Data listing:
++++
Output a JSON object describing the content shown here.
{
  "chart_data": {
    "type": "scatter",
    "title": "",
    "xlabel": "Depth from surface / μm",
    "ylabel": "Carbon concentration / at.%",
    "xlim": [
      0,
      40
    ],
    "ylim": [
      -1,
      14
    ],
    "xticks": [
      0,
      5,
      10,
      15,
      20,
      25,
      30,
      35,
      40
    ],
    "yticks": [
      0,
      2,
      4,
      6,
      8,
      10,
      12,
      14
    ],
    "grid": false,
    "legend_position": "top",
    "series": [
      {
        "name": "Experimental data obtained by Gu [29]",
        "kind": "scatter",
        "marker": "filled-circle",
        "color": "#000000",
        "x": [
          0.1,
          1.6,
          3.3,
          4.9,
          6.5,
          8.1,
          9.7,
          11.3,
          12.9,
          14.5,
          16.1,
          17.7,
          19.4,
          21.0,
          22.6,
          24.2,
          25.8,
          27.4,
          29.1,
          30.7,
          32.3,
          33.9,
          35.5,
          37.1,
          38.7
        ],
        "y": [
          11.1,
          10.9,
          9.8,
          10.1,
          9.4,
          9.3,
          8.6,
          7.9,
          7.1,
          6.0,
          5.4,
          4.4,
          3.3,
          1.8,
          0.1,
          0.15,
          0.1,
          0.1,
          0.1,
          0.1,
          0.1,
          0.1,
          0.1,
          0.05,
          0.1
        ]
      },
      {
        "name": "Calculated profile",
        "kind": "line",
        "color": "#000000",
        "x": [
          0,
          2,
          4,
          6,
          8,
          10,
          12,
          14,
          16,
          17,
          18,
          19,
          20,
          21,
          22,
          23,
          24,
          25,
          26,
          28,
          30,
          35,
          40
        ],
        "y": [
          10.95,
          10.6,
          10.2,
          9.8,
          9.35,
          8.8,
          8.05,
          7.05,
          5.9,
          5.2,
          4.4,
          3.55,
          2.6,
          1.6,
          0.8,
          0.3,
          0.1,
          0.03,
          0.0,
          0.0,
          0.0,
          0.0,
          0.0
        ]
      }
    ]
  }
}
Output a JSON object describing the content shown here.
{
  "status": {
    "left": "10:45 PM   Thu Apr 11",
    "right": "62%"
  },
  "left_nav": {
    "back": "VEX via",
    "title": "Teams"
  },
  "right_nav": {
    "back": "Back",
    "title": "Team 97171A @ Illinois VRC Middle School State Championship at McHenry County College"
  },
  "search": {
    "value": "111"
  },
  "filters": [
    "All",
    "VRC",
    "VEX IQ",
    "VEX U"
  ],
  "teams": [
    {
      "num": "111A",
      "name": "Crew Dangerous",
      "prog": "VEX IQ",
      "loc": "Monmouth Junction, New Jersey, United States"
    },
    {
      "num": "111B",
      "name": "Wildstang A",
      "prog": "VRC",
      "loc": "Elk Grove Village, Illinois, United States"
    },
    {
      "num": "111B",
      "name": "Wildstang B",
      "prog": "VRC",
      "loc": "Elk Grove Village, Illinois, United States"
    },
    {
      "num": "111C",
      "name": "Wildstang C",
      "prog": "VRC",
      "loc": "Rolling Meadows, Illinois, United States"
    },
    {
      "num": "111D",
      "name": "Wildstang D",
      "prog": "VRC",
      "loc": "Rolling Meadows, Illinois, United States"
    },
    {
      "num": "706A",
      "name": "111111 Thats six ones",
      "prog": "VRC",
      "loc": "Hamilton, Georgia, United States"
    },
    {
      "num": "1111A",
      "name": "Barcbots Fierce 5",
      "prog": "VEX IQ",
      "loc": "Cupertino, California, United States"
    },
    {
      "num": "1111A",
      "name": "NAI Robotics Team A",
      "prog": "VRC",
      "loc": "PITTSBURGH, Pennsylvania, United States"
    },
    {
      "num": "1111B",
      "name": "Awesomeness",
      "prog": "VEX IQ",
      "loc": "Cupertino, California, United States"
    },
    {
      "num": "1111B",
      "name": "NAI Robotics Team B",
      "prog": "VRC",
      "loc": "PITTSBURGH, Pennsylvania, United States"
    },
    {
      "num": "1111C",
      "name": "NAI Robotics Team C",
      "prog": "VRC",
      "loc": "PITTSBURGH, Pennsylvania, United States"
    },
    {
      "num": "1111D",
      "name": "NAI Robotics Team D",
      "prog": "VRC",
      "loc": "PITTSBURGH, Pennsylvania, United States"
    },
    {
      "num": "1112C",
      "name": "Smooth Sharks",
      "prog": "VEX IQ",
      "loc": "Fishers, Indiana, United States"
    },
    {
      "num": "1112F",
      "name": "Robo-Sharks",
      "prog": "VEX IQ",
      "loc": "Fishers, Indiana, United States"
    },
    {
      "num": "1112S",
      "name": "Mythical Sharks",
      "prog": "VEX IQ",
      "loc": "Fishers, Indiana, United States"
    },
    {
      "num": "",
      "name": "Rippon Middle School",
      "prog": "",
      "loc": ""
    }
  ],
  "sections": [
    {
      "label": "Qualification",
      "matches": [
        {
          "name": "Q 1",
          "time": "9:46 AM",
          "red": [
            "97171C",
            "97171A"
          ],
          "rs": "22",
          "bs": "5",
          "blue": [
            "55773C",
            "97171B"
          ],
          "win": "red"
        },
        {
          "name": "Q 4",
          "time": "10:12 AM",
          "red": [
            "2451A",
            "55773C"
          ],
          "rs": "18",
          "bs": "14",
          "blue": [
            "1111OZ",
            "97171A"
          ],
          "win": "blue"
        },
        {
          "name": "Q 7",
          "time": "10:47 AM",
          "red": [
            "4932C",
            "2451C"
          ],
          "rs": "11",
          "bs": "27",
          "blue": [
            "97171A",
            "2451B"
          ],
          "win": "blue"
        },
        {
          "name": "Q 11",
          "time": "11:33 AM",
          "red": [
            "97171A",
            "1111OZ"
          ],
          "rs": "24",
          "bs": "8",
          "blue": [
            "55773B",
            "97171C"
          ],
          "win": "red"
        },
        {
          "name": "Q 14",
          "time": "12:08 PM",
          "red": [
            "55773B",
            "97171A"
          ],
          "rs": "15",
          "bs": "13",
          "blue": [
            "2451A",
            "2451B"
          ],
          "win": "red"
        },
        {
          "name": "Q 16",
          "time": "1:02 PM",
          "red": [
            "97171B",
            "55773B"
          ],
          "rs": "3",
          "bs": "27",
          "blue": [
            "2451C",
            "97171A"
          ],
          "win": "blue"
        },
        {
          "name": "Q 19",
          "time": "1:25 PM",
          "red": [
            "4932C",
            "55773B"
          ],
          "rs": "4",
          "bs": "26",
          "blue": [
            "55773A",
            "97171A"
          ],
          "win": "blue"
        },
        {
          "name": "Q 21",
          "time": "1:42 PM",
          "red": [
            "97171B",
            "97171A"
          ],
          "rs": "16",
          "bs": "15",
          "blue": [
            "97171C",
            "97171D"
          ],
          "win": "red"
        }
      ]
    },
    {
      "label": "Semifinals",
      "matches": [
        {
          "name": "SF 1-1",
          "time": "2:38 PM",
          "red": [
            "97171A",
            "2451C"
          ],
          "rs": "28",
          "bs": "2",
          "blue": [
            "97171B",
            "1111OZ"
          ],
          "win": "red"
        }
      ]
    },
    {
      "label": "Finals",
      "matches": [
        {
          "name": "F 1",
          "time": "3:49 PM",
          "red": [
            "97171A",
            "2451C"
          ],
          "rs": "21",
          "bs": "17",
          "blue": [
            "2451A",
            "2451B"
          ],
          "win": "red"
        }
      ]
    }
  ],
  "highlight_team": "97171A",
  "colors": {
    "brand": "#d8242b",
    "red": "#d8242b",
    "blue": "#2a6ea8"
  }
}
++++
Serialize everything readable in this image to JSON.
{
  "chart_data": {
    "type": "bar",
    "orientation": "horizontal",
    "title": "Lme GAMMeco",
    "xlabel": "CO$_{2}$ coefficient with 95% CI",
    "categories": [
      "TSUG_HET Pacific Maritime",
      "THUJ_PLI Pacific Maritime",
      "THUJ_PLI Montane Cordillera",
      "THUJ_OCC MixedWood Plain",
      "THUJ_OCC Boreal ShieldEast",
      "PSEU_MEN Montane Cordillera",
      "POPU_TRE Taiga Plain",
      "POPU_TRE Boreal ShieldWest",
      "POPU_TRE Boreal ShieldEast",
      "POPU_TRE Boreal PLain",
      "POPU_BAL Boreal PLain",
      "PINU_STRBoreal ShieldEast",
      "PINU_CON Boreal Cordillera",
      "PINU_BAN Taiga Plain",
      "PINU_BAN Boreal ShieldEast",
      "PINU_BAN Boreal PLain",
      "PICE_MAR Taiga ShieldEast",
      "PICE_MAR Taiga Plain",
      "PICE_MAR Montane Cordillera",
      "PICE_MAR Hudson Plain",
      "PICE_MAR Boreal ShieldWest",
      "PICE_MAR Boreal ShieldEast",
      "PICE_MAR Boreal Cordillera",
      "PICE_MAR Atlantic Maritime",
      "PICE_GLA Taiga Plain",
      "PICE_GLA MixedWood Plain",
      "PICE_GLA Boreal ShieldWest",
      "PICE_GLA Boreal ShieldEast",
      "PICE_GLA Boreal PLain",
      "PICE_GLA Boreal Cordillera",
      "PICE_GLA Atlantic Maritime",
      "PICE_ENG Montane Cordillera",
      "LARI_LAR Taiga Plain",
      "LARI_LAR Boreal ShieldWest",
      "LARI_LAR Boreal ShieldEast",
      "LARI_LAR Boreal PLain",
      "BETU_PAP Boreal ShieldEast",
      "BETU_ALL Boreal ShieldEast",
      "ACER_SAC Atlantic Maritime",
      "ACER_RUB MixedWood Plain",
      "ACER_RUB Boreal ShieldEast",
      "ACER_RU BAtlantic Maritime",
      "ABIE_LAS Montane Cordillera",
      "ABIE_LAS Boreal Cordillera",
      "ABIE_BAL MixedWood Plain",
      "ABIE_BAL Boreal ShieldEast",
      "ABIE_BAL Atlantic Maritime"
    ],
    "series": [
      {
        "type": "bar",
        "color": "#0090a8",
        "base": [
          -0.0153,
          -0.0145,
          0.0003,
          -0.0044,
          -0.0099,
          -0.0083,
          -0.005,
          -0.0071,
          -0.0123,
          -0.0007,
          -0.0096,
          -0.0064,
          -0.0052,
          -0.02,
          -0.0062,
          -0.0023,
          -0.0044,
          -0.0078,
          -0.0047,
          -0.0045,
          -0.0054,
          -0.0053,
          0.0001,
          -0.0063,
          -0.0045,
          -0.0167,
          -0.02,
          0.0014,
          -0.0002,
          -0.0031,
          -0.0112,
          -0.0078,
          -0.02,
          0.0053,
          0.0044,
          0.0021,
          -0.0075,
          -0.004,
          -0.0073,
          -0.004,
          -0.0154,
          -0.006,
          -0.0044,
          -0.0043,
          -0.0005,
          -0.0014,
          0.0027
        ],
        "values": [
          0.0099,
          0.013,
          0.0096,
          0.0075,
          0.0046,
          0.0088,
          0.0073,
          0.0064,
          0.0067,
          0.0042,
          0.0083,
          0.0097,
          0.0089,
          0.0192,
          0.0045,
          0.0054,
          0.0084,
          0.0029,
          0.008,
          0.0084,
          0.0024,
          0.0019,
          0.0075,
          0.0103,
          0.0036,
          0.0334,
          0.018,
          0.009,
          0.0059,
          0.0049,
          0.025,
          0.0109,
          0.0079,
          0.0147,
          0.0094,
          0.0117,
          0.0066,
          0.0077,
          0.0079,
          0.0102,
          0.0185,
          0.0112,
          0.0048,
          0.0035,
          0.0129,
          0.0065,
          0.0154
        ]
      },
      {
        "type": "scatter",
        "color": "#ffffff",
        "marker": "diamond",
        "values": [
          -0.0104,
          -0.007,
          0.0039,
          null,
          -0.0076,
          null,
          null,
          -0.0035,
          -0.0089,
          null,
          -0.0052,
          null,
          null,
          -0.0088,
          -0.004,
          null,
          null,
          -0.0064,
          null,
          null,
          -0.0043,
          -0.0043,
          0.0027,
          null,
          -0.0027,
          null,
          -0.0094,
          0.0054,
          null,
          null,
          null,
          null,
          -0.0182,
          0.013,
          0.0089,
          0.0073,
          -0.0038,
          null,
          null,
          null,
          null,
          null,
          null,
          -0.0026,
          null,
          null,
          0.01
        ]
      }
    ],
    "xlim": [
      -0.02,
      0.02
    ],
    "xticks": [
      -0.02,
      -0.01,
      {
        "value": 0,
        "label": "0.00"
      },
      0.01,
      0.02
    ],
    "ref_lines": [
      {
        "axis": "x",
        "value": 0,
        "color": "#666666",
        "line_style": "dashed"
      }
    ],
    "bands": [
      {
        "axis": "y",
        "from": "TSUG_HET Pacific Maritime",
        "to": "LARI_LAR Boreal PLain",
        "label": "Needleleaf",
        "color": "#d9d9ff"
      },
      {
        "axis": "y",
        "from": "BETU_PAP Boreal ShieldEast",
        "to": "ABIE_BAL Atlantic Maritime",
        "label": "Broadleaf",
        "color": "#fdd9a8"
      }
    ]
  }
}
++++
PROBLEM TO SOLVE >> Scan the material above. Return every line containing the string "Wildstang".

FINAL RESULT >>
      "name": "Wildstang A",
      "name": "Wildstang B",
      "name": "Wildstang C",
      "name": "Wildstang D",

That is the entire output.